● **SET PROBLEM**:
Read the lines that follow and tally those with the word "atas"; give the number and nothing else.

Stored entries
---

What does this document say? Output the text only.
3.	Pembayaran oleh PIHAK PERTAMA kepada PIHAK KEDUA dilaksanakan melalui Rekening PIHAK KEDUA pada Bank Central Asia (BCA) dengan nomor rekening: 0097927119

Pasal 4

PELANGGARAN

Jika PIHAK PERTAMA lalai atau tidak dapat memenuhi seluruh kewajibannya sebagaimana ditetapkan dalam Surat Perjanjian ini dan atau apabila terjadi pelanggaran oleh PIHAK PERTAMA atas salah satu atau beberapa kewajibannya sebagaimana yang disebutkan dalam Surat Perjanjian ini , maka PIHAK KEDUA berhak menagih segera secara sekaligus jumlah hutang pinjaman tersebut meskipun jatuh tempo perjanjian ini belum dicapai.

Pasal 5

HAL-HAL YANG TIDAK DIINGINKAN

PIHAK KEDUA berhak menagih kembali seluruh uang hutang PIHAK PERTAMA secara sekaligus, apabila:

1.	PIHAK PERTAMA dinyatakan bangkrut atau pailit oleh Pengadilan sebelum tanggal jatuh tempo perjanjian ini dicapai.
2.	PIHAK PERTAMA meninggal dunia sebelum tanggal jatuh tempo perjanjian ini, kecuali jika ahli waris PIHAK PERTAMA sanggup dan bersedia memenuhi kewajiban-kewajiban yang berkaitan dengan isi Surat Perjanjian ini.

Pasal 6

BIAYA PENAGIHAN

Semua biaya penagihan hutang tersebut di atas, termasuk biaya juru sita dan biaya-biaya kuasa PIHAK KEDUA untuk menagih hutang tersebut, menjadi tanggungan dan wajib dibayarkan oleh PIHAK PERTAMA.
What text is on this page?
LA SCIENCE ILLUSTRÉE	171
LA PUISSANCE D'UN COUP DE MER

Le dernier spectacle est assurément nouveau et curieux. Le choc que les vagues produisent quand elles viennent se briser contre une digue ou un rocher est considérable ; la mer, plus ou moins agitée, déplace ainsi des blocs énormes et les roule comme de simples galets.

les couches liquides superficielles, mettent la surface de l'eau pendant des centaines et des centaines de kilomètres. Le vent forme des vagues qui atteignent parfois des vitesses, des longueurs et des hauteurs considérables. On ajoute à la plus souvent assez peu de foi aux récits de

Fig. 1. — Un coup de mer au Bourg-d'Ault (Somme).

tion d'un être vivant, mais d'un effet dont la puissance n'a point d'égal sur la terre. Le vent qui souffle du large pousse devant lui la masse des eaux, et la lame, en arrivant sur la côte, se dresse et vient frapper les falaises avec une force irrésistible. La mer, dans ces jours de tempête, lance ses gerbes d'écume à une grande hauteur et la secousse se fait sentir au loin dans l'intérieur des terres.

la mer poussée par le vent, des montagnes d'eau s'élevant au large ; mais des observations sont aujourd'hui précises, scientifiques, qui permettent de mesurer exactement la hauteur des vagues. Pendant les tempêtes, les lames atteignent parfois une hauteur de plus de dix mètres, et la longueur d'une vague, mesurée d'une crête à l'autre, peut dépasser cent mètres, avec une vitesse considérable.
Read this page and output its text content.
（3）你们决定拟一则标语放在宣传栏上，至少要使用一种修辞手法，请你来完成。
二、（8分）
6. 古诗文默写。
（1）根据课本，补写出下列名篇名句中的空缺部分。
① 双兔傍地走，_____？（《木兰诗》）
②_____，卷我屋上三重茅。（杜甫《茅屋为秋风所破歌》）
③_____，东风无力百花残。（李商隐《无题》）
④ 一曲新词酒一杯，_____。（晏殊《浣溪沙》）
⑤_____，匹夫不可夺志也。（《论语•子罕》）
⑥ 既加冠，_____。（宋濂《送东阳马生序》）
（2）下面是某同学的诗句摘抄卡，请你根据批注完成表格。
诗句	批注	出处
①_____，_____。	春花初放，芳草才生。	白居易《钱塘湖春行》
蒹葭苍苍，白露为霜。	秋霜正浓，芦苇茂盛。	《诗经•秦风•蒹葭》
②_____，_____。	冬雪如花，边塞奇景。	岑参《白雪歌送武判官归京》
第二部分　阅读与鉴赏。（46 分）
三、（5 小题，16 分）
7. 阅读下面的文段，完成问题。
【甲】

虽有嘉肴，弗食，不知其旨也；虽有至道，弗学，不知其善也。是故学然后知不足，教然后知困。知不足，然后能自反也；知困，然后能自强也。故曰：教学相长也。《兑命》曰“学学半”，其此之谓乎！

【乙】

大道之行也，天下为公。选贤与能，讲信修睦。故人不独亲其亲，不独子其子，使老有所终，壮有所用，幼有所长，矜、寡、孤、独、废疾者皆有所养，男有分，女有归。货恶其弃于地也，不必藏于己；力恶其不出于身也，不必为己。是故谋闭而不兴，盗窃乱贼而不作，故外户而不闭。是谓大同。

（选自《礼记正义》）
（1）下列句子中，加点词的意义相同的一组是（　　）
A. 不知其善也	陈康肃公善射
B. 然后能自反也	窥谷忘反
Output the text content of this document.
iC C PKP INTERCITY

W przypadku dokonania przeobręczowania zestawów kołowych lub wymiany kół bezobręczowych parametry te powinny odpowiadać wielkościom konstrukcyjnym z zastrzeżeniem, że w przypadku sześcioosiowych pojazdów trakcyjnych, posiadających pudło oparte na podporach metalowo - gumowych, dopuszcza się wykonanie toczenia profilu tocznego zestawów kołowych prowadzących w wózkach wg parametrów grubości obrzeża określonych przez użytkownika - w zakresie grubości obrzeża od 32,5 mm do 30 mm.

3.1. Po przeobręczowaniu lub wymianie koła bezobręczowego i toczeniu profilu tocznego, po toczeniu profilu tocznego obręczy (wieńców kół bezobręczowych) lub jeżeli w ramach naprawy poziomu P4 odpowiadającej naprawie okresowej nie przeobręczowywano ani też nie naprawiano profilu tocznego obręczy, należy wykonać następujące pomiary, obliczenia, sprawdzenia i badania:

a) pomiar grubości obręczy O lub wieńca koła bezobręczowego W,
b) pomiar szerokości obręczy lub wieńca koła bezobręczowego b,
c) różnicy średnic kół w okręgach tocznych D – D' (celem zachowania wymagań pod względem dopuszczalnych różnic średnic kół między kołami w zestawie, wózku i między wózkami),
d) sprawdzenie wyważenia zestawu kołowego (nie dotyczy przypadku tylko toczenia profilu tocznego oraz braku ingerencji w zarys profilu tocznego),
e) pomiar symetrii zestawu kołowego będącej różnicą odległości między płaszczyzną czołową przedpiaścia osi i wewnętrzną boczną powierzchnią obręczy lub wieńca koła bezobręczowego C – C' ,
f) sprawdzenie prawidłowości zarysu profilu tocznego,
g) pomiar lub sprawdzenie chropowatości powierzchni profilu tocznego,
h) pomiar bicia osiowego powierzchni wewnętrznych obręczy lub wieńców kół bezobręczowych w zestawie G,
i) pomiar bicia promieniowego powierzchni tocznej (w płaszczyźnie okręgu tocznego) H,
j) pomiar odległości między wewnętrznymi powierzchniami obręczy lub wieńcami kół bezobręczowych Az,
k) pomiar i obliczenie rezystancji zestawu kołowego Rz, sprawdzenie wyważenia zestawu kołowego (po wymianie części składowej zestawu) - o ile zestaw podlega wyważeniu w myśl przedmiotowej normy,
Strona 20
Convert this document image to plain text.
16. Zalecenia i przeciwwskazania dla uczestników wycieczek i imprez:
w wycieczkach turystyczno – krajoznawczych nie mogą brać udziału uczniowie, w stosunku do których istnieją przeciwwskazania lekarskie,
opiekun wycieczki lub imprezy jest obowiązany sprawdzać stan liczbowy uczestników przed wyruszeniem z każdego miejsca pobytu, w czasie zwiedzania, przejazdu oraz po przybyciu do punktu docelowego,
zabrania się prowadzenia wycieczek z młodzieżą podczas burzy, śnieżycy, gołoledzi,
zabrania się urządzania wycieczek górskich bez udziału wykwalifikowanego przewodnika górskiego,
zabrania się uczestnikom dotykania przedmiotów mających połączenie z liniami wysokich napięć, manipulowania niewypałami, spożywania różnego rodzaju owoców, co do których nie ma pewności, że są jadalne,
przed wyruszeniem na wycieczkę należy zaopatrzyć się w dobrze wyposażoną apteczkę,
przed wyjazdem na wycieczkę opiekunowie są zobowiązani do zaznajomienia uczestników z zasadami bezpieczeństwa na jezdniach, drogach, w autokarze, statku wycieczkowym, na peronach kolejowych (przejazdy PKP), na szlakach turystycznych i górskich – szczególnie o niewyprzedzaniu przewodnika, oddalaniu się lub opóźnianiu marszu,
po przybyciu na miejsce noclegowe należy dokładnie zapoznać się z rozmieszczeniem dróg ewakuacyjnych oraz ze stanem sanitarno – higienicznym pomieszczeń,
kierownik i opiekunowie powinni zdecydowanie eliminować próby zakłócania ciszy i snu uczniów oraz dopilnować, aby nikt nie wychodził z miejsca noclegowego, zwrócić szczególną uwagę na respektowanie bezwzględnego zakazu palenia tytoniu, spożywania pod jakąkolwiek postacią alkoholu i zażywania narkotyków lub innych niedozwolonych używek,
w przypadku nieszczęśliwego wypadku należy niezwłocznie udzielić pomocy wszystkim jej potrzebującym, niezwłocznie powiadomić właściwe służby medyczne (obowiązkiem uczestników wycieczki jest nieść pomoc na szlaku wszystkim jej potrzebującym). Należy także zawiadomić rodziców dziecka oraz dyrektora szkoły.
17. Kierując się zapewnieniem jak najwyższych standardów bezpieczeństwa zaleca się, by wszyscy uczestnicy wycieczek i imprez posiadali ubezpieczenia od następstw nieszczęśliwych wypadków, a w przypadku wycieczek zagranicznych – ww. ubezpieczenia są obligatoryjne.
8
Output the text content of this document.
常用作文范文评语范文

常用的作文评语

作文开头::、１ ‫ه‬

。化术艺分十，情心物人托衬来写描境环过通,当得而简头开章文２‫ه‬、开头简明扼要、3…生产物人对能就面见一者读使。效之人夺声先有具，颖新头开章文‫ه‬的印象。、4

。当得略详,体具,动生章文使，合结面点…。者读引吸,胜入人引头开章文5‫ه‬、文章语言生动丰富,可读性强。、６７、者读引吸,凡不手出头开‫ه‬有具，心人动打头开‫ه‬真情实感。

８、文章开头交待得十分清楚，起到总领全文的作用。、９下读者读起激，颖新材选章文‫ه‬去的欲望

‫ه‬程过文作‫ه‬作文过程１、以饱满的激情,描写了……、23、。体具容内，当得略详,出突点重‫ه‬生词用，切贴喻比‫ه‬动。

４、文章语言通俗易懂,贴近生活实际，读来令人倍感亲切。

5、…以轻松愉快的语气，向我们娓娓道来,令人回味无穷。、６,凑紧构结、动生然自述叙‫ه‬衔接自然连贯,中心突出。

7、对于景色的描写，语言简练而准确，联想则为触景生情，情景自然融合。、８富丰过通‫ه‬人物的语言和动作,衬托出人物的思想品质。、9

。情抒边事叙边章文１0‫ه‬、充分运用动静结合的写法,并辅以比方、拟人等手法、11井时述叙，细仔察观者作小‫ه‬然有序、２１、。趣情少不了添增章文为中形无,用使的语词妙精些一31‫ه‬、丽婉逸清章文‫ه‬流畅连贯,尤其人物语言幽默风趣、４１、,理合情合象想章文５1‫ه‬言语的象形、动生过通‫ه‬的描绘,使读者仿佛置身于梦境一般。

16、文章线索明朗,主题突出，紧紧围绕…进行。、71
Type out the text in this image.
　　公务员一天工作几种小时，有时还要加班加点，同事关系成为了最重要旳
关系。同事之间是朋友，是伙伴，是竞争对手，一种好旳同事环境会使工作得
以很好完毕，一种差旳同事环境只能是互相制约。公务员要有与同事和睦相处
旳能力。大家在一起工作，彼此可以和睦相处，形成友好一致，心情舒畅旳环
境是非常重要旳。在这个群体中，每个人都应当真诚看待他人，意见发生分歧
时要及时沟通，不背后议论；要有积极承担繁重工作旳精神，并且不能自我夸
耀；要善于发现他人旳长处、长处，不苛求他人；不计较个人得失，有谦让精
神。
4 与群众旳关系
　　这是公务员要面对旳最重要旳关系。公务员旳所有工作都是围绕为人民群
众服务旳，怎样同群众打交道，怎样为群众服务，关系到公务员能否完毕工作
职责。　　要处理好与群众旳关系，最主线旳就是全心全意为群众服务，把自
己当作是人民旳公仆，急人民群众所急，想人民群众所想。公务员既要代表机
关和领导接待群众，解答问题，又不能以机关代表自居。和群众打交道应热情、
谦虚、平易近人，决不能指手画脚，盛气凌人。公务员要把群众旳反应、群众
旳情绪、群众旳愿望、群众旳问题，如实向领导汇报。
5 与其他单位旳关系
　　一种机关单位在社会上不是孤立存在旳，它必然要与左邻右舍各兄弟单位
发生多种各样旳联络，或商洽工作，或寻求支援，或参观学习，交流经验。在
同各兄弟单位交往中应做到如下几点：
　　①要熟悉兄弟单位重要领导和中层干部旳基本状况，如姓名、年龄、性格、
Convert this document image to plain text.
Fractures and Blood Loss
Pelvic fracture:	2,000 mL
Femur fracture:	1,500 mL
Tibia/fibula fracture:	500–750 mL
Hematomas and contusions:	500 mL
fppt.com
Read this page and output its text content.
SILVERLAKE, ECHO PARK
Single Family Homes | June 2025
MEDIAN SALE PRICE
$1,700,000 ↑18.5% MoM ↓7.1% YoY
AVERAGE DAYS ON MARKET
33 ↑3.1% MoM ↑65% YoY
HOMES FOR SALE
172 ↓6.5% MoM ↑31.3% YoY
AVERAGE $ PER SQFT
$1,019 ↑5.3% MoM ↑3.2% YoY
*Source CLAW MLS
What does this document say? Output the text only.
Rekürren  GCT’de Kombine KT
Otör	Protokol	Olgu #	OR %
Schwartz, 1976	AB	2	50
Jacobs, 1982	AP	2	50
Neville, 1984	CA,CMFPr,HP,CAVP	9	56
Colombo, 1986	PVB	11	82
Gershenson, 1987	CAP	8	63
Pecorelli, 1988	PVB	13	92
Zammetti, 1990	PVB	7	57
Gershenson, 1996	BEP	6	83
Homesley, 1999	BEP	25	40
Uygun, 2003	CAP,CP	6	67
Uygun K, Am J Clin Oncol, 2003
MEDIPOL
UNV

---

● **RESULT FOR THIS TASK**:
2